CHALLENGE 1: Reproduce word for word the lines of the records running from the line containing "poem-line: Schwer ist" through the line containing "portrait-illustration bbox=[174, 29, 324, 258]".

Despite the wrangle with Herb Cohen, whom 'Love It To Death' will appear in Britain not on the Warner Brothers label but on Straight, distributed by CBS. The reason is unclear. The album following 'Love It To Death', not yet recorded, will likely have as a cover a painting by another influential admirer of the group - Salvador Dali, whose fame as a surrealist is just a little more widespread than Alice Cooper's, has offered his painting 'Geopoliticus Child' for the job.

On paper - and on stage- it appears that this Alice Cooper group is a gimmick-ridden, perverted, ever-so-slightly insane and evil band dedicated to the mental molestation of America's youth and, consequently, American parenthood. 'We really like a young audience, 12 to, say, 15', Cooper asserts. 'They are really our biggest fans. Our groupies include 14-year-old boys. They look at us as anti-heroes and their parents really hate us - boy they hate us - especially the parents of the little boys'.

But in conversation, Cooper comes across as intelligent, articulate, heterosexual and unegotistical. He is only professional obnoxious. It's a Jekyll and Hyde trip, like he says. The son of a preacher in The Church of Jesus can't be all bad.

Alice Cooper is a really nice guy, even if you don't want your sister to marry him.

CHALLENGE 2:
Answer these questions from the Alice Cooper article:
(a) Which painting has Salvador Dali offered for the cover of the album after 'Love It To Death'?
(b) What audience age range does Cooper say the group really likes?
(c) Cooper is the son of a preacher in which church?

INPUT DATA:
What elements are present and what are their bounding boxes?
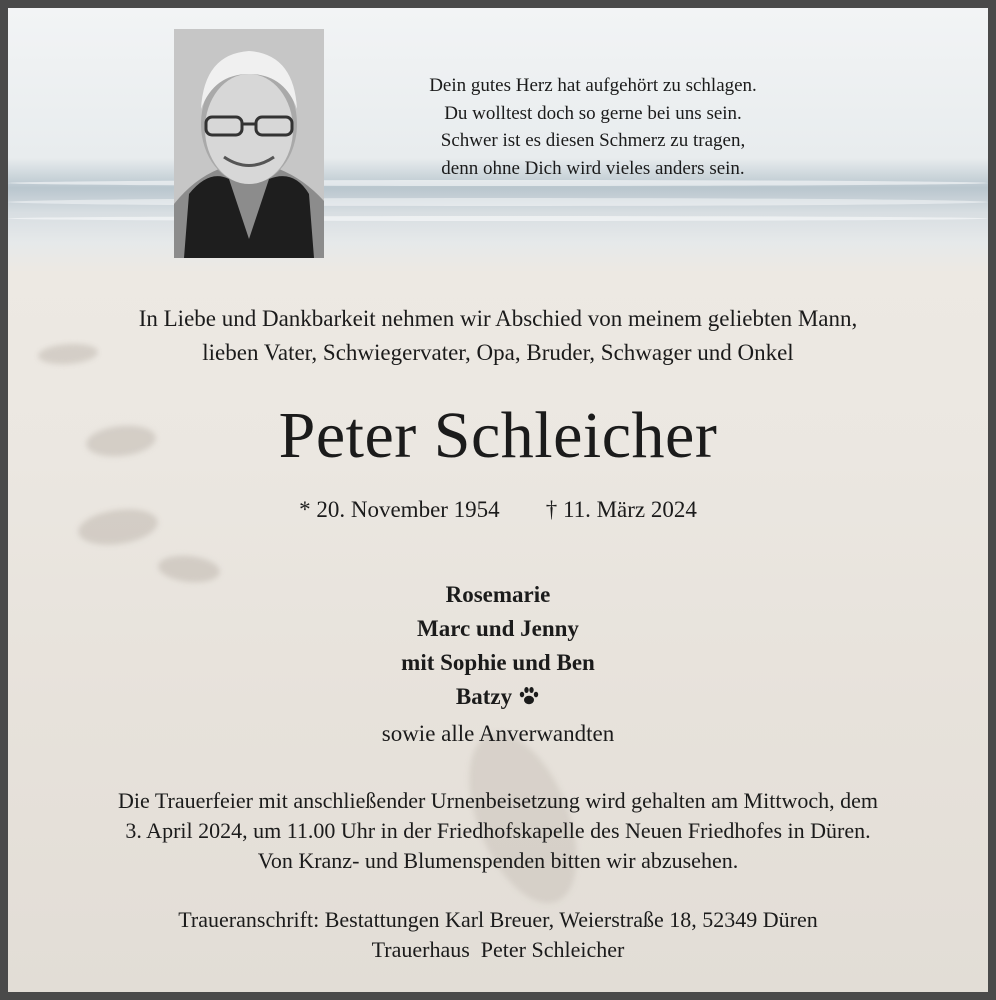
poem-line: Schwer ist es diesen Schmerz zu tragen, bbox=[440, 130, 746, 151]
poem-line: denn ohne Dich wird vieles anders sein. bbox=[441, 157, 745, 179]
service-line: 3. April 2024, um 11.00 Uhr in der Friedhofskapelle des Neuen Friedhofes in Düren. bbox=[125, 818, 871, 843]
paw-print-icon bbox=[518, 683, 540, 717]
mourners-list bbox=[8, 578, 988, 751]
address-line: Traueranschrift: Bestattungen Karl Breuer, Weierstraße 18, 52349 Düren bbox=[178, 907, 818, 932]
funeral-service-info bbox=[8, 786, 988, 876]
poem-line: Du wolltest doch so gerne bei uns sein. bbox=[444, 102, 742, 124]
sea-foam-line bbox=[8, 216, 988, 221]
portrait-photo bbox=[174, 29, 324, 258]
other-relatives: sowie alle Anverwandten bbox=[381, 721, 615, 746]
address-line: Trauerhaus Peter Schleicher bbox=[371, 937, 625, 962]
mourner-name: Marc und Jenny bbox=[417, 616, 579, 641]
sea-foam-line bbox=[8, 198, 988, 206]
mourning-address bbox=[8, 905, 988, 965]
portrait-illustration bbox=[174, 29, 324, 258]
obituary-notice bbox=[8, 8, 988, 992]
death-date: † 11. März 2024 bbox=[545, 497, 697, 522]
poem bbox=[368, 72, 818, 182]
deceased-name: Peter Schleicher bbox=[278, 399, 718, 472]
mourner-pet-line bbox=[8, 680, 988, 717]
mourner-name: Rosemarie bbox=[445, 582, 551, 607]
farewell-intro bbox=[8, 302, 988, 370]
mourner-name: mit Sophie und Ben bbox=[401, 650, 595, 675]
intro-line: lieben Vater, Schwiegervater, Opa, Bruder, Schwager und Onkel bbox=[202, 340, 794, 365]
service-line: Von Kranz- und Blumenspenden bitten wir abzusehen. bbox=[257, 848, 739, 873]
mourner-name: Batzy bbox=[455, 684, 513, 709]
life-dates bbox=[8, 494, 988, 526]
intro-line: In Liebe und Dankbarkeit nehmen wir Abschied von meinem geliebten Mann, bbox=[138, 306, 858, 331]
service-line: Die Trauerfeier mit anschließender Urnenbeisetzung wird gehalten am Mittwoch, dem bbox=[118, 788, 878, 813]
birth-date: * 20. November 1954 bbox=[299, 497, 500, 522]
poem-line: Dein gutes Herz hat aufgehört zu schlagen. bbox=[429, 75, 757, 96]
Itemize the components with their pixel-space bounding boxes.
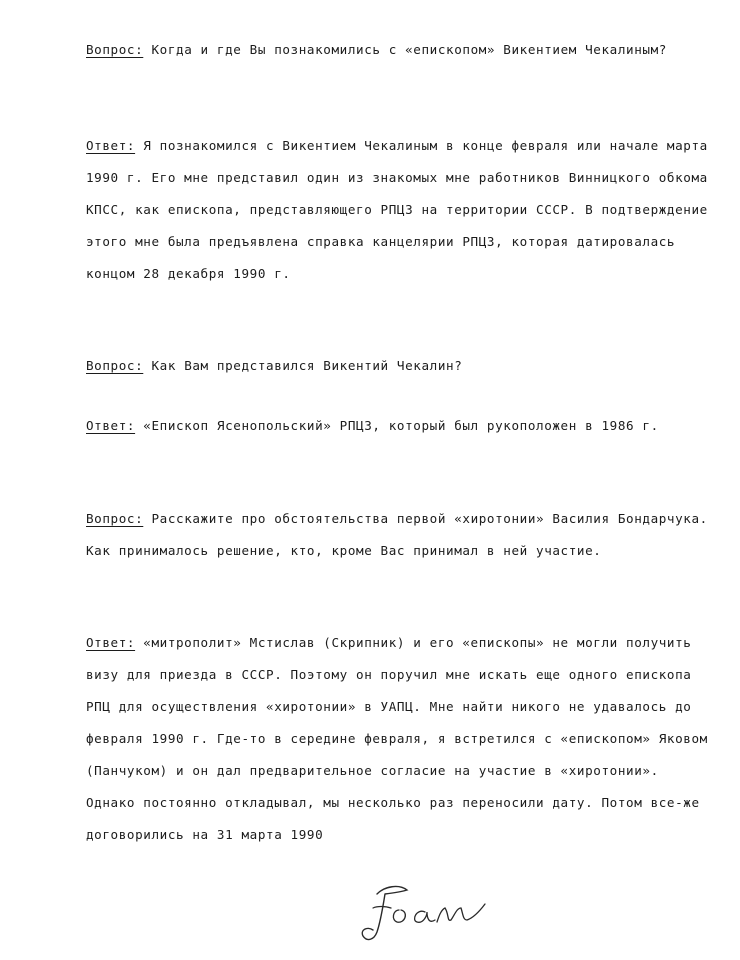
question-label: Вопрос: [86,358,144,373]
paragraph-question-3 [86,503,711,567]
answer-text: «митрополит» Мстислав (Скрипник) и его «епископы» не могли получить визу для приезда в СССР. Поэтому он поручил мне искать еще одного епископа РПЦ для осуществления «хиротонии» в УАПЦ. Мне найти никого не удавалось до февраля 1990 г. Где-то в середине февраля, я встретился с «епископом» Яковом (Панчуком) и он дал предварительное согласие на участие в «хиротонии». Однако постоянно откладывал, мы несколько раз переносили дату. Потом все-же договорились на 31 марта 1990 [86,635,708,842]
answer-label: Ответ: [86,138,136,153]
answer-label: Ответ: [86,418,136,433]
question-label: Вопрос: [86,511,144,526]
paragraph-answer-2 [86,410,711,442]
question-label: Вопрос: [86,42,144,57]
answer-text: «Епископ Ясенопольский» РПЦЗ, который был рукоположен в 1986 г. [135,418,659,433]
paragraph-answer-1 [86,130,711,290]
question-text: Расскажите про обстоятельства первой «хиротонии» Василия Бондарчука. Как принималось решение, кто, кроме Вас принимал в ней участие. [86,511,708,558]
paragraph-question-2 [86,350,711,382]
handwritten-signature [355,880,495,950]
question-text: Когда и где Вы познакомились с «епископом» Викентием Чекалиным? [143,42,667,57]
paragraph-answer-3 [86,627,711,851]
question-text: Как Вам представился Викентий Чекалин? [143,358,463,373]
answer-label: Ответ: [86,635,136,650]
paragraph-question-1 [86,34,711,66]
answer-text: Я познакомился с Викентием Чекалиным в конце февраля или начале марта 1990 г. Его мне представил один из знакомых мне работников Винницкого обкома КПСС, как епископа, представляющего РПЦЗ на территории СССР. В подтверждение этого мне была предъявлена справка канцелярии РПЦЗ, которая датировалась концом 28 декабря 1990 г. [86,138,708,281]
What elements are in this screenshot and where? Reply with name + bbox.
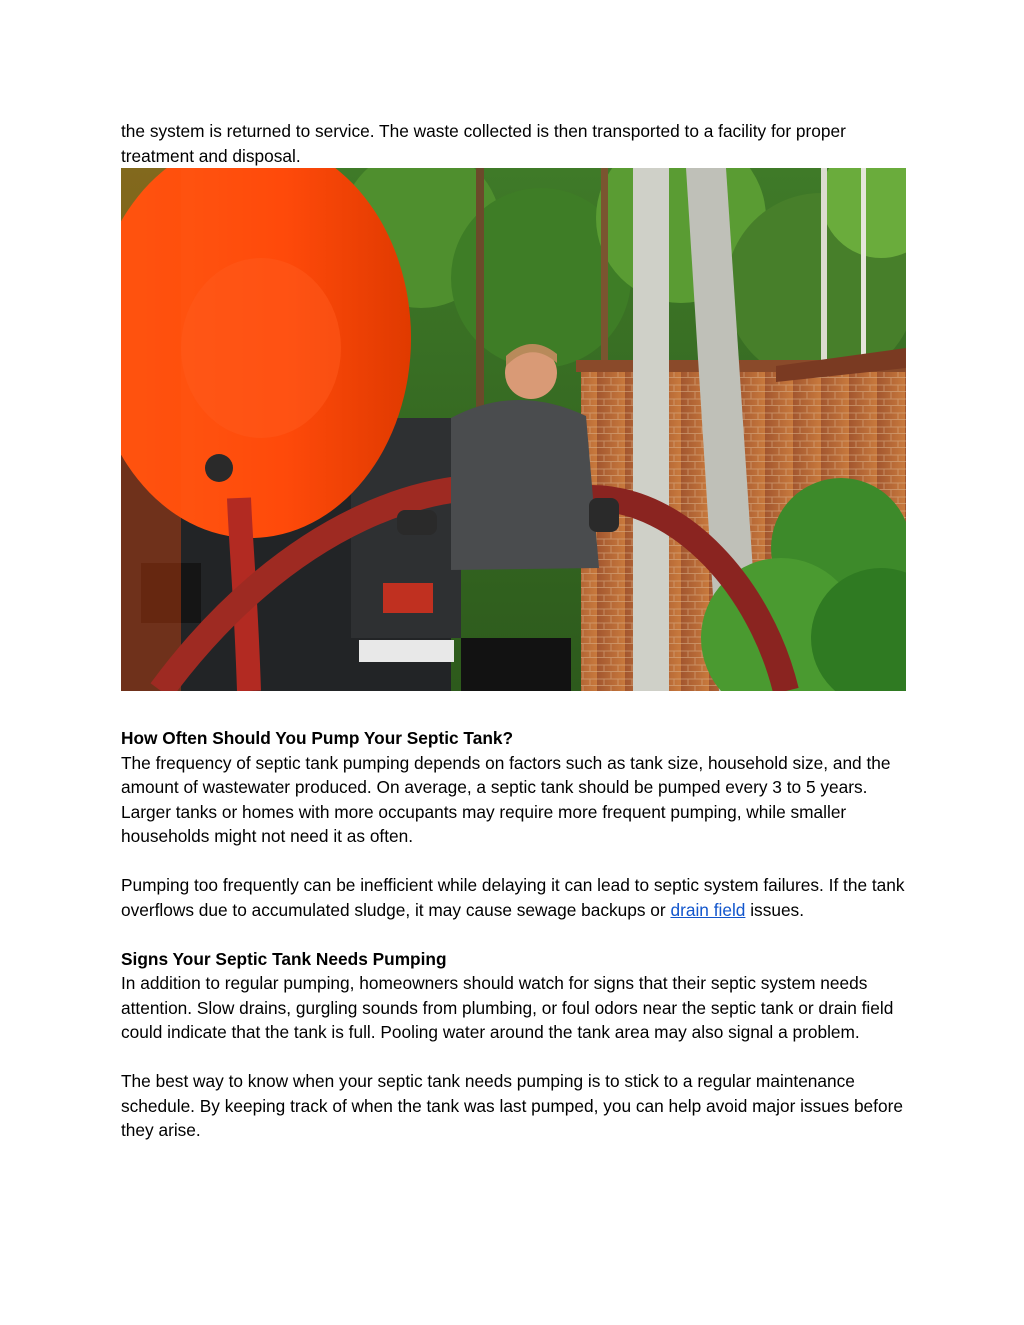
- paragraph-pumping-too-frequently: [121, 873, 911, 922]
- text-segment: issues.: [745, 899, 804, 920]
- paragraph-signs: In addition to regular pumping, homeowners should watch for signs that their septic system needs attention. Slow drains, gurgling sounds from plumbing, or foul odors near the septic tank or drain field could indicate that the tank is full. Pooling water around the tank area may also signal a problem.: [121, 973, 894, 1042]
- septic-truck-photo: [121, 168, 906, 691]
- text-segment: Pumping too frequently can be inefficient while delaying it can lead to septic system failures. If the tank overflows due to accumulated sludge, it may cause sewage backups or: [121, 875, 905, 920]
- paragraph-maintenance-schedule: The best way to know when your septic tank needs pumping is to stick to a regular maintenance schedule. By keeping track of when the tank was last pumped, you can help avoid major issues before they arise.: [121, 1071, 903, 1140]
- document-body: [121, 119, 911, 1143]
- intro-paragraph: the system is returned to service. The waste collected is then transported to a facility for proper treatment and disposal.: [121, 121, 846, 166]
- heading-pump-frequency: How Often Should You Pump Your Septic Tank?: [121, 728, 514, 748]
- drain-field-link[interactable]: drain field: [670, 899, 746, 920]
- heading-signs-pumping: Signs Your Septic Tank Needs Pumping: [121, 948, 447, 969]
- paragraph-pump-frequency: The frequency of septic tank pumping depends on factors such as tank size, household size, and the amount of wastewater produced. On average, a septic tank should be pumped every 3 to 5 years. Larger tanks or homes with more occupants may require more frequent pumping, while smaller households might not need it as often.: [121, 752, 891, 846]
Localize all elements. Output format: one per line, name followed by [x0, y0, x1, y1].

CORRECT OUTPUT 1:
poem-line: Schwer ist es diesen Schmerz zu tragen, bbox=[440, 130, 746, 151]
poem-line: denn ohne Dich wird vieles anders sein. bbox=[441, 157, 745, 179]
service-line: 3. April 2024, um 11.00 Uhr in der Friedhofskapelle des Neuen Friedhofes in Düren. bbox=[125, 818, 871, 843]
paw-print-icon bbox=[518, 683, 540, 717]
mourners-list bbox=[8, 578, 988, 751]
address-line: Traueranschrift: Bestattungen Karl Breuer, Weierstraße 18, 52349 Düren bbox=[178, 907, 818, 932]
funeral-service-info bbox=[8, 786, 988, 876]
poem-line: Du wolltest doch so gerne bei uns sein. bbox=[444, 102, 742, 124]
sea-foam-line bbox=[8, 216, 988, 221]
portrait-photo bbox=[174, 29, 324, 258]
other-relatives: sowie alle Anverwandten bbox=[381, 721, 615, 746]
address-line: Trauerhaus Peter Schleicher bbox=[371, 937, 625, 962]
mourner-name: Marc und Jenny bbox=[417, 616, 579, 641]
sea-foam-line bbox=[8, 198, 988, 206]
mourning-address bbox=[8, 905, 988, 965]
portrait-illustration bbox=[174, 29, 324, 258]

CORRECT OUTPUT 2:
(a) 'Geopoliticus Child'
(b) 12 to, say, 15
(c) The Church of Jesus